**What you need to do:** Go through the listing and return every line with "東海自然歩道" in it.

[START]

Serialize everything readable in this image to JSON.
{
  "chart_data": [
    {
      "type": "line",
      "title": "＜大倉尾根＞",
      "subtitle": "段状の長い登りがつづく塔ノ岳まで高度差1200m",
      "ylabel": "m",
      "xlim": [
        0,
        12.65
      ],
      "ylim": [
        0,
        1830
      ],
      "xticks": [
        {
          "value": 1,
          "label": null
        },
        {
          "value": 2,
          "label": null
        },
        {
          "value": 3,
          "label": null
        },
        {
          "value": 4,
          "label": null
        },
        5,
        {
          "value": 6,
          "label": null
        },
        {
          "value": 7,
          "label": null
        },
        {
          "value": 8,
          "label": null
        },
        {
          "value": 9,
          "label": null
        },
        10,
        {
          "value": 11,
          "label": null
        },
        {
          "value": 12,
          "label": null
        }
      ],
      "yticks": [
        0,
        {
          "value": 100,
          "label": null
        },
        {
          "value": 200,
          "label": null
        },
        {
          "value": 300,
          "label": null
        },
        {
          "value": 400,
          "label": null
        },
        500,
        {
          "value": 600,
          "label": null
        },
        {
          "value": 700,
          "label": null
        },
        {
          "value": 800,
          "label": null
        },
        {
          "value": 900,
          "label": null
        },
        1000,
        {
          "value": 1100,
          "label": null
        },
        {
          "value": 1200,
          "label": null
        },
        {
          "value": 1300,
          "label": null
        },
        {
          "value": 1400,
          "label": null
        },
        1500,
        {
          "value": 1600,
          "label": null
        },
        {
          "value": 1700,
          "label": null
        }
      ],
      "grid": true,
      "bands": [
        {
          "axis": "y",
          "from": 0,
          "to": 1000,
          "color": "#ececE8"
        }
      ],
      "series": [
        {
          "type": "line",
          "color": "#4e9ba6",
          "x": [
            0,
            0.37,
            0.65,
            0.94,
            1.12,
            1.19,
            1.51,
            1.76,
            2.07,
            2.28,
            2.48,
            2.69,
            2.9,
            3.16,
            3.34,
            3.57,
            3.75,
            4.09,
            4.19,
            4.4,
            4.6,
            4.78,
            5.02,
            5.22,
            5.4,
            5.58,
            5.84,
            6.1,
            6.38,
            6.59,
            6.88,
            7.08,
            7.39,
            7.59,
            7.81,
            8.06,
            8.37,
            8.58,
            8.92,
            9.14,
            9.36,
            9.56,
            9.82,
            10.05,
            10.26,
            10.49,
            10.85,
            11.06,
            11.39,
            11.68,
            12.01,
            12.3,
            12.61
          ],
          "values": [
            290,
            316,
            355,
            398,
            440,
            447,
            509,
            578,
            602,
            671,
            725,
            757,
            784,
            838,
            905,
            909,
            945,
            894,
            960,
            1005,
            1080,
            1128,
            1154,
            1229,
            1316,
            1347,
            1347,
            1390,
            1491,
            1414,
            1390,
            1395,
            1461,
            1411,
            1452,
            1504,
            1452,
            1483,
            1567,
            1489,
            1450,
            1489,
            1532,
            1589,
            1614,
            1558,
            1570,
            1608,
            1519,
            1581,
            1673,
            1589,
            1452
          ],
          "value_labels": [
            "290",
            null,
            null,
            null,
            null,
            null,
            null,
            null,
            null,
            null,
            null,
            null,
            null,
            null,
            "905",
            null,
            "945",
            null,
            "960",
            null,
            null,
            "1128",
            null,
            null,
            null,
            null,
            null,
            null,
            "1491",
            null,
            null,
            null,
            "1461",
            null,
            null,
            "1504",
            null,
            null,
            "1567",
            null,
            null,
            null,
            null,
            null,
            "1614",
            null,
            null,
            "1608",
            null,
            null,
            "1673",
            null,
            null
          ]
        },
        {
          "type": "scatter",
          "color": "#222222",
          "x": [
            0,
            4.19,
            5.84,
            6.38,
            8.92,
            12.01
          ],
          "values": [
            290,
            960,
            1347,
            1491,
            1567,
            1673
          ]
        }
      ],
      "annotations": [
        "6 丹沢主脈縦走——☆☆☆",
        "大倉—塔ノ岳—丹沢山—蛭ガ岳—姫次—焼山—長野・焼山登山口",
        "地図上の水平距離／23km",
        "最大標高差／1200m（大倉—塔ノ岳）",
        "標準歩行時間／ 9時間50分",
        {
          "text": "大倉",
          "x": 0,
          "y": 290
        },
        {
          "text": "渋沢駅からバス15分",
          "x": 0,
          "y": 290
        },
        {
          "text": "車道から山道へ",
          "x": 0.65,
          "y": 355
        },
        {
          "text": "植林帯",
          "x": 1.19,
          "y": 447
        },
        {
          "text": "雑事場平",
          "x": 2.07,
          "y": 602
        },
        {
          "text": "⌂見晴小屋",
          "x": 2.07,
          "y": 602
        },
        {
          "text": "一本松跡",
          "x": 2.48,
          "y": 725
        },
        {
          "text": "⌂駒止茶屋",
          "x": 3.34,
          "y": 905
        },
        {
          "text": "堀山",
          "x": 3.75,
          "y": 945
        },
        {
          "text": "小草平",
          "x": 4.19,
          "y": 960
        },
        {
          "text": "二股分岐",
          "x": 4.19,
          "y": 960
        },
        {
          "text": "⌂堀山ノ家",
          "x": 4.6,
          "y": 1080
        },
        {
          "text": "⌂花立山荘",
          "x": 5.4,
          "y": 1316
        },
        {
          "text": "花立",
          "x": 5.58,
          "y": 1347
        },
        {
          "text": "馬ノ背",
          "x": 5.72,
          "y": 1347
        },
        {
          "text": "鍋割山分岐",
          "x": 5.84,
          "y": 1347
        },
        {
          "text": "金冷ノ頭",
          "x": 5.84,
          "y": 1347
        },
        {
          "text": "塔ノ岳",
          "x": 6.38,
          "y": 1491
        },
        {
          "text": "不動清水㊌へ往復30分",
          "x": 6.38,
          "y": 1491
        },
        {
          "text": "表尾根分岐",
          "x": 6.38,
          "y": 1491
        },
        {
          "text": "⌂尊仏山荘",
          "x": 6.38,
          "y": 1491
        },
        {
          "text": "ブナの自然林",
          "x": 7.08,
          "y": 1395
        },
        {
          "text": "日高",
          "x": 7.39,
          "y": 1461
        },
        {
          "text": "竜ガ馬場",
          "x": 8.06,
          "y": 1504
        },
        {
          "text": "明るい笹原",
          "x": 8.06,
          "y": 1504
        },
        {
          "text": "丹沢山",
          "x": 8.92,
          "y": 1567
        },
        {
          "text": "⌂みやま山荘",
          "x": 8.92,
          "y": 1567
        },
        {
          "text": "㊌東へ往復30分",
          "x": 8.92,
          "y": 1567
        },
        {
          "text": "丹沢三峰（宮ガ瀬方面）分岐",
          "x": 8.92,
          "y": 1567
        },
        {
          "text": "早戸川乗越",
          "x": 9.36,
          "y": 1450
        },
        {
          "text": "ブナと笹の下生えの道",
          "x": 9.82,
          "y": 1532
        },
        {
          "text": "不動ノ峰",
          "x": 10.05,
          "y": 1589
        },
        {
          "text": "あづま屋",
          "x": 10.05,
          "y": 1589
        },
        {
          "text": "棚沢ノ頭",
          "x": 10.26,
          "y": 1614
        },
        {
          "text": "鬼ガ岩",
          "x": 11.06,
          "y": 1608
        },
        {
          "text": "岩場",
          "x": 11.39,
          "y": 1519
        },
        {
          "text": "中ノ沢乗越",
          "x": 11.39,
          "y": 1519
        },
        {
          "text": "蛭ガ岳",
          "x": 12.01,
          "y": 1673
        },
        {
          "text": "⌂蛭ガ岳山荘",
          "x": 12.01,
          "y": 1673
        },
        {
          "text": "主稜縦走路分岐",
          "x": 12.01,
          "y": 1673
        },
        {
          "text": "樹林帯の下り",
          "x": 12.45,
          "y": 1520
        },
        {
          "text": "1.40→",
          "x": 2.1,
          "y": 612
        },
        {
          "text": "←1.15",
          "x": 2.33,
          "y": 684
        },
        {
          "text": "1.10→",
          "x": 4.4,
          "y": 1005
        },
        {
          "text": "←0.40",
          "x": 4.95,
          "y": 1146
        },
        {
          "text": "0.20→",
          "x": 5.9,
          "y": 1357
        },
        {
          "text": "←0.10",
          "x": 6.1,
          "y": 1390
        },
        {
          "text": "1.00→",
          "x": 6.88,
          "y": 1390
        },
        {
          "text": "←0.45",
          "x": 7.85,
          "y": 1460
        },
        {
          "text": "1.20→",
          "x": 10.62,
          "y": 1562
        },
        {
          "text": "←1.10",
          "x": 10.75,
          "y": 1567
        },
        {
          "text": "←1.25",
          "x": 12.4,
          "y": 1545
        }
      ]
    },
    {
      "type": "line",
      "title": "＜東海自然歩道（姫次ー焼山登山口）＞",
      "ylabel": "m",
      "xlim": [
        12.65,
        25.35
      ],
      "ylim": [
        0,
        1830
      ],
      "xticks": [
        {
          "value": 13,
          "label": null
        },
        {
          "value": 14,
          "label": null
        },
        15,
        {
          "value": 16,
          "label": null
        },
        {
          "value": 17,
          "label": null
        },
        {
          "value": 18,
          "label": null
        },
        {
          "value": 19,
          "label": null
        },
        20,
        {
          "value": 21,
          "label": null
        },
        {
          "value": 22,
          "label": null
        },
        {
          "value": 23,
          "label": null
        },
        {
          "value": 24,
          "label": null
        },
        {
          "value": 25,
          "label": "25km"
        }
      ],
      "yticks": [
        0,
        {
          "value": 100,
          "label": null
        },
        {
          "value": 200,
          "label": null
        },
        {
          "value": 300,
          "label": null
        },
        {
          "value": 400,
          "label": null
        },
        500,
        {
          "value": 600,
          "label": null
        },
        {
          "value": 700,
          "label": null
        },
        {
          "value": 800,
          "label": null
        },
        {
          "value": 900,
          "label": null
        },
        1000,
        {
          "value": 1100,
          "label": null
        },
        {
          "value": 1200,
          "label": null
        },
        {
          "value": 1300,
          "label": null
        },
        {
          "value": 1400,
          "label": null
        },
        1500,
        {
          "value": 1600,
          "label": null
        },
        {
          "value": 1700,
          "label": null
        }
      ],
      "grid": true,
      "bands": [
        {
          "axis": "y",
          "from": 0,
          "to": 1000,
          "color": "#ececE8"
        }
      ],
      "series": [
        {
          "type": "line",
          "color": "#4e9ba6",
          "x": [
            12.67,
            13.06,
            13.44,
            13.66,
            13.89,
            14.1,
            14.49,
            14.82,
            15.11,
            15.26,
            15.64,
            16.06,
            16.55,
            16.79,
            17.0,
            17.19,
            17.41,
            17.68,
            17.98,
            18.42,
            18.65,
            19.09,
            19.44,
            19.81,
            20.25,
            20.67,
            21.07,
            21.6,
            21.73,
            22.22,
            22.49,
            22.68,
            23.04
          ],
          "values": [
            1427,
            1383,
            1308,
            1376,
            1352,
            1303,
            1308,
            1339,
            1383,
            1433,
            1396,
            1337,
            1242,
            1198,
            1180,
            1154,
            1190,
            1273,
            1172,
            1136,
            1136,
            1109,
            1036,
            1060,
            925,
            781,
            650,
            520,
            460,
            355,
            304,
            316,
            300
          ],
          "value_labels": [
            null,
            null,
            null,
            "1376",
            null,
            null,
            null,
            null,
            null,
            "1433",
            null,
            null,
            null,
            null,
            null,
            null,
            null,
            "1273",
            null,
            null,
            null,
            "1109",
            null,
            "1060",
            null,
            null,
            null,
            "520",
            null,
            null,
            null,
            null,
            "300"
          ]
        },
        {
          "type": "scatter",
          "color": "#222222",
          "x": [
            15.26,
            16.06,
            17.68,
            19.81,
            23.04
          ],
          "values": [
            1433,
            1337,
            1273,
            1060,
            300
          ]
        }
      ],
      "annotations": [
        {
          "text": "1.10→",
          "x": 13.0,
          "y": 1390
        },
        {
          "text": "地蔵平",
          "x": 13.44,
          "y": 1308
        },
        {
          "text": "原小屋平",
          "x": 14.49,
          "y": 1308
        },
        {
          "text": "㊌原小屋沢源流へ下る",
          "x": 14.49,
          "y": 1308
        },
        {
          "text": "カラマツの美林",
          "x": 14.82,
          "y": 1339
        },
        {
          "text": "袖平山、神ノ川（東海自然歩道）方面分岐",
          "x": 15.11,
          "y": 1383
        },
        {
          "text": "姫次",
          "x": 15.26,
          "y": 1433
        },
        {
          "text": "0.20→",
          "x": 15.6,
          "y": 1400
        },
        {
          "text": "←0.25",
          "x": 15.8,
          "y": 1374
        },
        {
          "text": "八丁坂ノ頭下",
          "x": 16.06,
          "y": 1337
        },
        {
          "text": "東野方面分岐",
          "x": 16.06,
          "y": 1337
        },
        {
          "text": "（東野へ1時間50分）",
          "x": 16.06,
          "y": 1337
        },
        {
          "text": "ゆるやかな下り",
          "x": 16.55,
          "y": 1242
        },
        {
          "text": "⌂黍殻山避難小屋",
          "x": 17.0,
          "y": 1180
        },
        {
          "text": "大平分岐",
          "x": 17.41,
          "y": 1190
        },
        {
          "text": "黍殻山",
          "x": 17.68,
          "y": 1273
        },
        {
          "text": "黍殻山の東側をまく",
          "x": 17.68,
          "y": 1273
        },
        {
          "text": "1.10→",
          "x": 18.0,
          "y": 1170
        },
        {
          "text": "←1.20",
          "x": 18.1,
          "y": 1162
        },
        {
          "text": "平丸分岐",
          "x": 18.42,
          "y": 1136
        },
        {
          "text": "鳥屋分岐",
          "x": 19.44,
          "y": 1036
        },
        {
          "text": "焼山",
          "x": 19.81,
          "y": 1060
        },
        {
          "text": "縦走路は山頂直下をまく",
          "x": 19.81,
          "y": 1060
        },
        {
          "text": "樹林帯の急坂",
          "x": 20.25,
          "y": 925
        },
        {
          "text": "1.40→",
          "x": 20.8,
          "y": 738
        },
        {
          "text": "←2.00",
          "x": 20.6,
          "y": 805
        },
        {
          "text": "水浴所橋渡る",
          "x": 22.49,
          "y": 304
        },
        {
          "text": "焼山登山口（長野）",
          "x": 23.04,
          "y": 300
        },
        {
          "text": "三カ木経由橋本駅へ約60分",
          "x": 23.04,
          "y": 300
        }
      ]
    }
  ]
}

[END]

**Result of this task:**
      "title": "＜東海自然歩道（姫次ー焼山登山口）＞",
          "text": "袖平山、神ノ川（東海自然歩道）方面分岐",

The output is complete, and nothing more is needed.